====== MATERIALS PROVIDED ======

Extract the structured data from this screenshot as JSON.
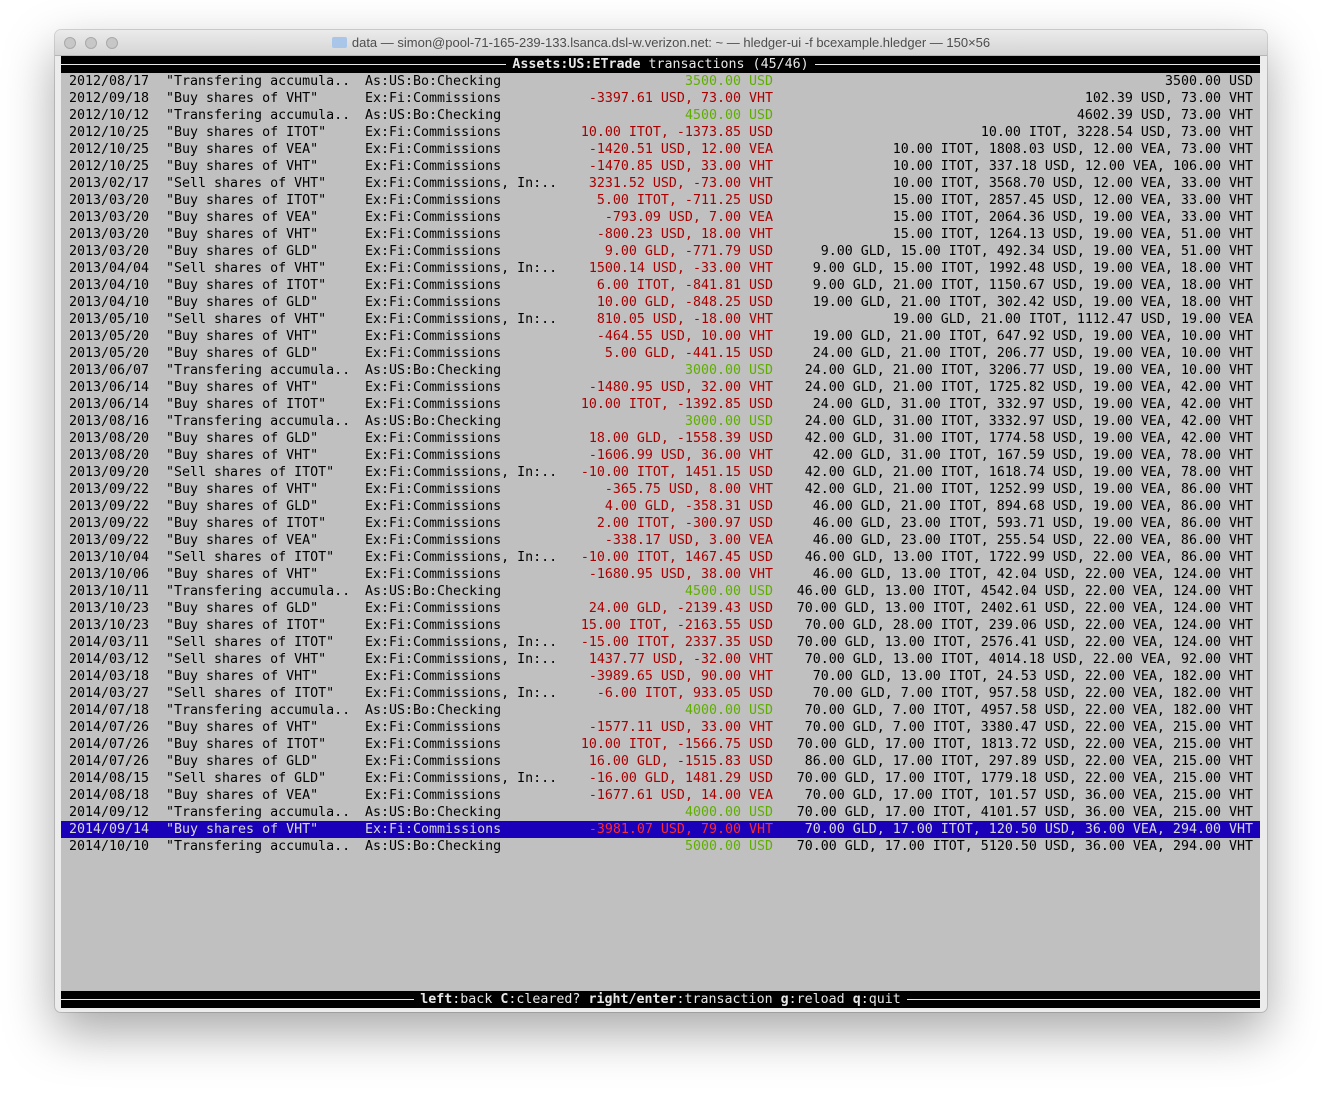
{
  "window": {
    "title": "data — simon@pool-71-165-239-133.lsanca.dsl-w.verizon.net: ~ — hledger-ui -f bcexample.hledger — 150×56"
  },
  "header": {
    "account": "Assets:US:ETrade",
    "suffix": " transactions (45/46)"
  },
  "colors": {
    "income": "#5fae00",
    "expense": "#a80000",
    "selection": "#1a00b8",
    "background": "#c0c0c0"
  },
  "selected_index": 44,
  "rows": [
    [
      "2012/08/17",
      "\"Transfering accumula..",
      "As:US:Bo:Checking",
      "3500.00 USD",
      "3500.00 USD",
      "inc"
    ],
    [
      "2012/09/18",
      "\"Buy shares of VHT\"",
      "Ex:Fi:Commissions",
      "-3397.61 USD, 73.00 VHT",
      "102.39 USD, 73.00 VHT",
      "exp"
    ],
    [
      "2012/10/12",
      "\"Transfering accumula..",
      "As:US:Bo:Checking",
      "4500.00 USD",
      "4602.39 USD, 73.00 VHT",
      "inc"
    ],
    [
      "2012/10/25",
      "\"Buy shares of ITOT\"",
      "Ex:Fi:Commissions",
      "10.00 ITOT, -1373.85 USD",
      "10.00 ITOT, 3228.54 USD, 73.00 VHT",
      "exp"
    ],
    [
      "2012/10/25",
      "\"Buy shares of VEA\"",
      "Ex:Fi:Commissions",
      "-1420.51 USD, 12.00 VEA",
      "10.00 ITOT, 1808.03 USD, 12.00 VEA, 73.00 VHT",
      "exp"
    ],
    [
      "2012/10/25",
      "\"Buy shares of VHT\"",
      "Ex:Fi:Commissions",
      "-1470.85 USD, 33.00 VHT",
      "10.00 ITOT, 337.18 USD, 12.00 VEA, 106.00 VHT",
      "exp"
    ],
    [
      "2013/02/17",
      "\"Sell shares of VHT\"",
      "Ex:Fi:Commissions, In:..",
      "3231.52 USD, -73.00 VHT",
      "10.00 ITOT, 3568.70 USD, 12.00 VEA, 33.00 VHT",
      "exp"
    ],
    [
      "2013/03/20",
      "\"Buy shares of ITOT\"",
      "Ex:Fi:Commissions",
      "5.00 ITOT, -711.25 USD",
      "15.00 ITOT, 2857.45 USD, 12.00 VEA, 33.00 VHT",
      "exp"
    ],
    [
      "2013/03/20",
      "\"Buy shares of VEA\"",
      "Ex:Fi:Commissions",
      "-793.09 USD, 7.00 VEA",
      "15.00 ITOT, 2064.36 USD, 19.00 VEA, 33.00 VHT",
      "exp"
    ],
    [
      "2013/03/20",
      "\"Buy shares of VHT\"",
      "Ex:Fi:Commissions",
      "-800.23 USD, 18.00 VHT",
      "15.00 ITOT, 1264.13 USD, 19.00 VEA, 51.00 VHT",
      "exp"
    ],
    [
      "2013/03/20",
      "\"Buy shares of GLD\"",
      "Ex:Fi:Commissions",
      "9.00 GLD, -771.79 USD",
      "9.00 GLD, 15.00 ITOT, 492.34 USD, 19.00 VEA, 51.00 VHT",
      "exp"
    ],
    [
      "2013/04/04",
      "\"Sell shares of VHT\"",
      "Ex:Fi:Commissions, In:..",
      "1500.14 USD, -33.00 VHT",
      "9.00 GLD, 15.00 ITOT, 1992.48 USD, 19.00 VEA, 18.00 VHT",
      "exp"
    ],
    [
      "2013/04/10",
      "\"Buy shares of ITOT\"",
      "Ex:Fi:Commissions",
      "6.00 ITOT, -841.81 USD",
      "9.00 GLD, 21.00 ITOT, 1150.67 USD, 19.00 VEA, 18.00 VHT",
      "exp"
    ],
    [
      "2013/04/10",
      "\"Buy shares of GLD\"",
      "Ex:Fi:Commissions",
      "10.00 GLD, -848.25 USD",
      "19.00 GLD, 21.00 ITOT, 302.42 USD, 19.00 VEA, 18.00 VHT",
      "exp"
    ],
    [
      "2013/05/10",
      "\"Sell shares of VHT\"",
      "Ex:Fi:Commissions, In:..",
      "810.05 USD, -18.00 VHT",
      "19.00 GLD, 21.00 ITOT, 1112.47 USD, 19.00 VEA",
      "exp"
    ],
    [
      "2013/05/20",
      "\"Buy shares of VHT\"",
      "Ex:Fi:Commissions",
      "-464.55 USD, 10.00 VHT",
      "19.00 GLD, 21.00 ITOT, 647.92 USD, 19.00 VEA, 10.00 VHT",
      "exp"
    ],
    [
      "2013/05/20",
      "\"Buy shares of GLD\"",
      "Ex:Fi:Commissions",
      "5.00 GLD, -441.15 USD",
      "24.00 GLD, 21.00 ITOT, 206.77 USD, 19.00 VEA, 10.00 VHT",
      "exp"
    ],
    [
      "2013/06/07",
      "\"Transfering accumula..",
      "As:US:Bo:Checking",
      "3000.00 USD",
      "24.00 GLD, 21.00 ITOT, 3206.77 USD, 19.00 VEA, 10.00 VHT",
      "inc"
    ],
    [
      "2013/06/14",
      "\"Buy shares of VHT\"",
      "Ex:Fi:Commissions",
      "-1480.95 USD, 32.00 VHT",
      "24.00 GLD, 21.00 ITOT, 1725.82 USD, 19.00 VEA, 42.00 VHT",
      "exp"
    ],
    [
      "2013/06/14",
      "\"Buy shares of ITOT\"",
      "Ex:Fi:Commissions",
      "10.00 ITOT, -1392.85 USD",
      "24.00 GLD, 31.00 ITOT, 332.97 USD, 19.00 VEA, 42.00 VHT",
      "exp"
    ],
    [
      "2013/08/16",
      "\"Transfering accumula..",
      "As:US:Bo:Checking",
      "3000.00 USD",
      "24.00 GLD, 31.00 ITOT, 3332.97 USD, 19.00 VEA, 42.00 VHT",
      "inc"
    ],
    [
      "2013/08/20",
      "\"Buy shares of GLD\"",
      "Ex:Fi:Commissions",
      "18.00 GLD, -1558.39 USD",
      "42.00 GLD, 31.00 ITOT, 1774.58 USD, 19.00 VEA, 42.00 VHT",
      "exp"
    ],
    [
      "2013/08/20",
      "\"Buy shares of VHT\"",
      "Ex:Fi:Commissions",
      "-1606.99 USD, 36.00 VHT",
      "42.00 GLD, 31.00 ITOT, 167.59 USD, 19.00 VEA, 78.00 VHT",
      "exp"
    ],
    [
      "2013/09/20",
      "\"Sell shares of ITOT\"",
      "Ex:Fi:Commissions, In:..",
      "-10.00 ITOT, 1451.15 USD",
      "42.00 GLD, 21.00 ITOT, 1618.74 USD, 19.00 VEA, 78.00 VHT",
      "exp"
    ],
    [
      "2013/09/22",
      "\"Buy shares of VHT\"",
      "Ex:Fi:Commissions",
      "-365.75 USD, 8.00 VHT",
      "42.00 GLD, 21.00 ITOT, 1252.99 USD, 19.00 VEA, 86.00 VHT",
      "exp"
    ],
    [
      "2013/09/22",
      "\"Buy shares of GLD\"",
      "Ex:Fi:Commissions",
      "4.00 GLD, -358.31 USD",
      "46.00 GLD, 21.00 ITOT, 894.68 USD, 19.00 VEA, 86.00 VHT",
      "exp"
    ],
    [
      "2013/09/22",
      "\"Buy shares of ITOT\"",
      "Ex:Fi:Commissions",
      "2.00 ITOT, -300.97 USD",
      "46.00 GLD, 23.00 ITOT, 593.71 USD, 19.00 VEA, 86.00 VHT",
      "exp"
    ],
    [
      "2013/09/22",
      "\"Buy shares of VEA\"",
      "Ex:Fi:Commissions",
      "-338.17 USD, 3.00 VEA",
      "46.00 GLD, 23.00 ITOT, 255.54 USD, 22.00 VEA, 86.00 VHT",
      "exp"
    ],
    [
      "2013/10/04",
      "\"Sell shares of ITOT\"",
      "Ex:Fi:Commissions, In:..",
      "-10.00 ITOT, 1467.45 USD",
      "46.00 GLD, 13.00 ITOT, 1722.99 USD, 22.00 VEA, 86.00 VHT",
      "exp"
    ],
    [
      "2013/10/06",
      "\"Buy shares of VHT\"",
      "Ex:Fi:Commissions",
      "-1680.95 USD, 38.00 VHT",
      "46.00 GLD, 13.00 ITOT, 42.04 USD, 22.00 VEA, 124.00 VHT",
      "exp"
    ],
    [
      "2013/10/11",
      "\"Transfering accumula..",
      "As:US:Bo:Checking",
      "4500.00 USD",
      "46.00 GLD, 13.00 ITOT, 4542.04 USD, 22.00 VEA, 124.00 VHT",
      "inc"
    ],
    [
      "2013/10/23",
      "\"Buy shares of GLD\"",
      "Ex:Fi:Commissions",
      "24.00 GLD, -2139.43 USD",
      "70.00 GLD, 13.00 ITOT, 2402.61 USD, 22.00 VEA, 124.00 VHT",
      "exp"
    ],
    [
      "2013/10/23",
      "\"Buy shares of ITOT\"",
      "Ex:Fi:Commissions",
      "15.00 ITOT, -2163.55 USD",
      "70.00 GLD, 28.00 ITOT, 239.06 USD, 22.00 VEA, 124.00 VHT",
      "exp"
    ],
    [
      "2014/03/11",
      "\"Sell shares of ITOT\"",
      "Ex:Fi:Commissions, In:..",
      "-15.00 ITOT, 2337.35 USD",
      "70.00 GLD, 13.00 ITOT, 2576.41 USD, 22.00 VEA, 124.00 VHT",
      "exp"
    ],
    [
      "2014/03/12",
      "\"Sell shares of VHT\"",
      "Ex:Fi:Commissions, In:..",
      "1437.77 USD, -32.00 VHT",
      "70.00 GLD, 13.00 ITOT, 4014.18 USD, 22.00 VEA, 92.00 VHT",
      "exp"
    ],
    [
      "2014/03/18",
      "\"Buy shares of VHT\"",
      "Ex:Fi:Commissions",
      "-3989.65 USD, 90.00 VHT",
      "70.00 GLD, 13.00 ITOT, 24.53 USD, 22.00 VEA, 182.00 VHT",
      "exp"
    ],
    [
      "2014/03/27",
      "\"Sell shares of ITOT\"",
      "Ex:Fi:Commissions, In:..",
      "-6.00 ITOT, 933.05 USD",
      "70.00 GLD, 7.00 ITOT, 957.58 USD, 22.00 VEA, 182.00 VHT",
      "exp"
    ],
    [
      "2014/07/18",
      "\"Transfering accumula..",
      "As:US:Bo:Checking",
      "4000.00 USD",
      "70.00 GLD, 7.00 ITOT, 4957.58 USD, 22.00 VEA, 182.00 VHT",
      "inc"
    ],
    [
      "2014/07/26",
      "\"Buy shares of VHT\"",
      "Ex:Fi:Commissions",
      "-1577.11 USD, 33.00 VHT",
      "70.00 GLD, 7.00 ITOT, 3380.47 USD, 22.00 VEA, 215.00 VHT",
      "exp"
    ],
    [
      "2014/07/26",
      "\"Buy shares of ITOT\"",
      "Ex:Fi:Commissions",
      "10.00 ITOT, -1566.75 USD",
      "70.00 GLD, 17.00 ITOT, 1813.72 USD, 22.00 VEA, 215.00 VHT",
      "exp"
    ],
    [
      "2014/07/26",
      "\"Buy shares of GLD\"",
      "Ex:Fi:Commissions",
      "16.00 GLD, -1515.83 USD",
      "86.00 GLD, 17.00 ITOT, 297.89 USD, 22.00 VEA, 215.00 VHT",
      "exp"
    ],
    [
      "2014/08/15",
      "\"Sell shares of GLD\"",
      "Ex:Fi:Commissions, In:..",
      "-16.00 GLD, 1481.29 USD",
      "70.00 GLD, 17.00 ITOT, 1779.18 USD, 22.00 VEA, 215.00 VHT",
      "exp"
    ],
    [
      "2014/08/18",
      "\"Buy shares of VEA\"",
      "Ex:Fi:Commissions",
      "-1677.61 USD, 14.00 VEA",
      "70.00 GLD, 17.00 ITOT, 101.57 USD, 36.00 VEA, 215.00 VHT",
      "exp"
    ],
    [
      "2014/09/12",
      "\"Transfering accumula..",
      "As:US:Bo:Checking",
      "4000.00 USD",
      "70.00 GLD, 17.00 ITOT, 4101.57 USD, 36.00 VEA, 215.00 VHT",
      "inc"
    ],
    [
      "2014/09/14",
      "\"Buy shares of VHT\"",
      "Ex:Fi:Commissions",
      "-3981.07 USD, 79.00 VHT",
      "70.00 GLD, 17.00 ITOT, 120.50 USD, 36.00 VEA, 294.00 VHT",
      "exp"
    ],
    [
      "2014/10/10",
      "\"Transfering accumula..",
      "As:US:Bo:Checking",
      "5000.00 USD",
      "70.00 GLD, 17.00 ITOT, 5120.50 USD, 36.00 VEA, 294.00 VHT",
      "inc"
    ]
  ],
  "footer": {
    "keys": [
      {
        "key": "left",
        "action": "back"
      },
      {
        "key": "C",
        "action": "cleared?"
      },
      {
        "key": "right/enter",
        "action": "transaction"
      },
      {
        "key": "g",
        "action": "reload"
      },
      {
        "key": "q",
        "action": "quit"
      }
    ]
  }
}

======

> **EXERCISE**: Only the number is wanted: how many lines of the material contain the word "data"?

> **ANSWER FOR THE TASK**: 2